— BEGIN —
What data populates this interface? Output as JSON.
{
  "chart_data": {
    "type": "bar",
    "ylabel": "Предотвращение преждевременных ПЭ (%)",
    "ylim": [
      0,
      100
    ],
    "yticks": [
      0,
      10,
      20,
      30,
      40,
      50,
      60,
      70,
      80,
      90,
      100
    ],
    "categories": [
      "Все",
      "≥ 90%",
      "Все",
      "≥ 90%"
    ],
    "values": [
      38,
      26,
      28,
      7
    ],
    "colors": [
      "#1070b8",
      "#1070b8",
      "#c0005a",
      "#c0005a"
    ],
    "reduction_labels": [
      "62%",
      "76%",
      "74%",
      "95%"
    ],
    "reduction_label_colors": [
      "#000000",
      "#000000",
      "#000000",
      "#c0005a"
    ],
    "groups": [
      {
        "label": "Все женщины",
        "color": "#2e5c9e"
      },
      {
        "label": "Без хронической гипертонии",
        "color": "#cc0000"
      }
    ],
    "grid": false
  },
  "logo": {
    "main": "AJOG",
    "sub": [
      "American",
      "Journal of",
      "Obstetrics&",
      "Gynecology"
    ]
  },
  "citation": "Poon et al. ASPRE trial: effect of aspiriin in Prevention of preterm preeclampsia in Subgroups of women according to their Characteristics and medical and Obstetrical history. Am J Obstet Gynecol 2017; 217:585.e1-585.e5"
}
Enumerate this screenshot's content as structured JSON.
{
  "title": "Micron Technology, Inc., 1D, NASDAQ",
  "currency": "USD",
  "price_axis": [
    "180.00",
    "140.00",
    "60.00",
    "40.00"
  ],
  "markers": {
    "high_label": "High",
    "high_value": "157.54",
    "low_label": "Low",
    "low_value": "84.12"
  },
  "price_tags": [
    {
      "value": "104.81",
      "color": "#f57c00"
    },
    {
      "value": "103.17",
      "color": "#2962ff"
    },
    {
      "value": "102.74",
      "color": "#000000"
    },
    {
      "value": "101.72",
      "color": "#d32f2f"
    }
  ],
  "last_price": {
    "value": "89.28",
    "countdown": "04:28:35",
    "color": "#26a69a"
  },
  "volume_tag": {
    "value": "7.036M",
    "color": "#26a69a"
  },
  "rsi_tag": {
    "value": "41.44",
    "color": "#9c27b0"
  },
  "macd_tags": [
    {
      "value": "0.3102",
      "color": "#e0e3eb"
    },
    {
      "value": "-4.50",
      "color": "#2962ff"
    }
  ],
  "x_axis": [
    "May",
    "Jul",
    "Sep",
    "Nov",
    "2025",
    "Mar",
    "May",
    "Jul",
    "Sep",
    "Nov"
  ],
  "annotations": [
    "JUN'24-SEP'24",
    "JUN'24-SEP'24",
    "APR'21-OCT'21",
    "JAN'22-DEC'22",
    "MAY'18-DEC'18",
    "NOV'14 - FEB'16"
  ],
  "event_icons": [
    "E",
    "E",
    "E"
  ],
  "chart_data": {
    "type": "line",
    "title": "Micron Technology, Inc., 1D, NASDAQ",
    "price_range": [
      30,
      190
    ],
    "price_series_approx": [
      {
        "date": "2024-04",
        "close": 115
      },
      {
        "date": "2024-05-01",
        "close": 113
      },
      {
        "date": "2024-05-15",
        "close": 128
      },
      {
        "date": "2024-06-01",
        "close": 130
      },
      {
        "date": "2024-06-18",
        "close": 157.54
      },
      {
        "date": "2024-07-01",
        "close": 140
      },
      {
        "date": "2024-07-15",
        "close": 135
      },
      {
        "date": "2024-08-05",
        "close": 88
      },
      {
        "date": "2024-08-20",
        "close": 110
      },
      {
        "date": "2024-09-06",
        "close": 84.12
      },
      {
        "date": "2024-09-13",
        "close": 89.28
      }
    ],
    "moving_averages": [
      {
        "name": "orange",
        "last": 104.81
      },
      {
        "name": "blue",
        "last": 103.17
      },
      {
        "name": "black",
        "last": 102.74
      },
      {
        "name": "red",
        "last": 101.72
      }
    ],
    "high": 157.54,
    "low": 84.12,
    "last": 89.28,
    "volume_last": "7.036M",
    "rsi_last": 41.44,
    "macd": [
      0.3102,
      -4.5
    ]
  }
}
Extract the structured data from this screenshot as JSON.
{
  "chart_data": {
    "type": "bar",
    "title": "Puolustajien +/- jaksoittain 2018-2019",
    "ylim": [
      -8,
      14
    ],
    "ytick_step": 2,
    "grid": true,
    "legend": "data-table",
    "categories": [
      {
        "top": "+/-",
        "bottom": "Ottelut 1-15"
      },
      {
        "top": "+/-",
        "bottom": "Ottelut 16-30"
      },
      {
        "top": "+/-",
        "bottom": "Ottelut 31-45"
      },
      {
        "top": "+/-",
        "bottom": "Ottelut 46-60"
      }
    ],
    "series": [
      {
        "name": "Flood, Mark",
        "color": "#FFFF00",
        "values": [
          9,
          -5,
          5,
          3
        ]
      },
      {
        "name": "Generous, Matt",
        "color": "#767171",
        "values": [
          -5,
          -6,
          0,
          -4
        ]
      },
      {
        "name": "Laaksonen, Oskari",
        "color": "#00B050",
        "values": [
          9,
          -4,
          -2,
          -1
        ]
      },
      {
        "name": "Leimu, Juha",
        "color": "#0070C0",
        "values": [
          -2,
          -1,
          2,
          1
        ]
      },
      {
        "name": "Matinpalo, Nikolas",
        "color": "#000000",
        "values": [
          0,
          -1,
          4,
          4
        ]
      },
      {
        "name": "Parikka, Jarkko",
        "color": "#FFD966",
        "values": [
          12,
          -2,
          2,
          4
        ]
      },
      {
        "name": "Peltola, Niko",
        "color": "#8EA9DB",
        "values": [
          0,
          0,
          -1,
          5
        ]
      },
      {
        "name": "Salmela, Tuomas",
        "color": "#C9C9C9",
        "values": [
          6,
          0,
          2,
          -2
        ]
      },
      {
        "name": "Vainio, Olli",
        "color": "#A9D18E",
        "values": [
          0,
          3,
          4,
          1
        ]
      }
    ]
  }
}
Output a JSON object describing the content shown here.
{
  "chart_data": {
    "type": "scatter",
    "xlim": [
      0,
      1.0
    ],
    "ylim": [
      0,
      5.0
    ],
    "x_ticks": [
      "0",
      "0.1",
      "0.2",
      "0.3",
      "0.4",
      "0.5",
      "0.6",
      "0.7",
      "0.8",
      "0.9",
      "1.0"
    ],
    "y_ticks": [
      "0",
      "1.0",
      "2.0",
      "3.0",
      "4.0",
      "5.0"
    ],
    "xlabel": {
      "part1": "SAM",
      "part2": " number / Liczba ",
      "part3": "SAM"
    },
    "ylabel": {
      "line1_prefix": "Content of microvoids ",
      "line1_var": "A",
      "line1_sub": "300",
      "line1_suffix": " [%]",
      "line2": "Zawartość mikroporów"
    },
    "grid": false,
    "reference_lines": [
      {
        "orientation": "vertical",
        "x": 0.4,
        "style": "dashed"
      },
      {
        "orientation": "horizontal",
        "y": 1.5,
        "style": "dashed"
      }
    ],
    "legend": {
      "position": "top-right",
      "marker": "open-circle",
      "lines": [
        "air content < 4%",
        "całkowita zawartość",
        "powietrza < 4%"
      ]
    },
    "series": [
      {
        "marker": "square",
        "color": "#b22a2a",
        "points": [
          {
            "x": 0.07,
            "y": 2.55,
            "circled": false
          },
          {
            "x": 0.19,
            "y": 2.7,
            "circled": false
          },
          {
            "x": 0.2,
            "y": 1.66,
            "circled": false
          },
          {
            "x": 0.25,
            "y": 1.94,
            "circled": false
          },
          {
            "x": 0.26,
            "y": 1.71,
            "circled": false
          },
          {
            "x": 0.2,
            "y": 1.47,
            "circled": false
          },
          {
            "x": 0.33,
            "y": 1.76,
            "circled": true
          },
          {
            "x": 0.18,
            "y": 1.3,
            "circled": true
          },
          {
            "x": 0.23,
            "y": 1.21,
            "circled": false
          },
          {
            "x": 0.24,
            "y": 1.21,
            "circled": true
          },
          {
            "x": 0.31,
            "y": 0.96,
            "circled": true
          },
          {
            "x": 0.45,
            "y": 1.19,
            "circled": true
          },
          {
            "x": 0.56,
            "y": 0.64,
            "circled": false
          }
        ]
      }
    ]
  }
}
— END —
_AIM_.
Pick out the lines containing the word "Technology" and show them.

_RESPONSE_.
  "title": "Micron Technology, Inc., 1D, NASDAQ",
    "title": "Micron Technology, Inc., 1D, NASDAQ",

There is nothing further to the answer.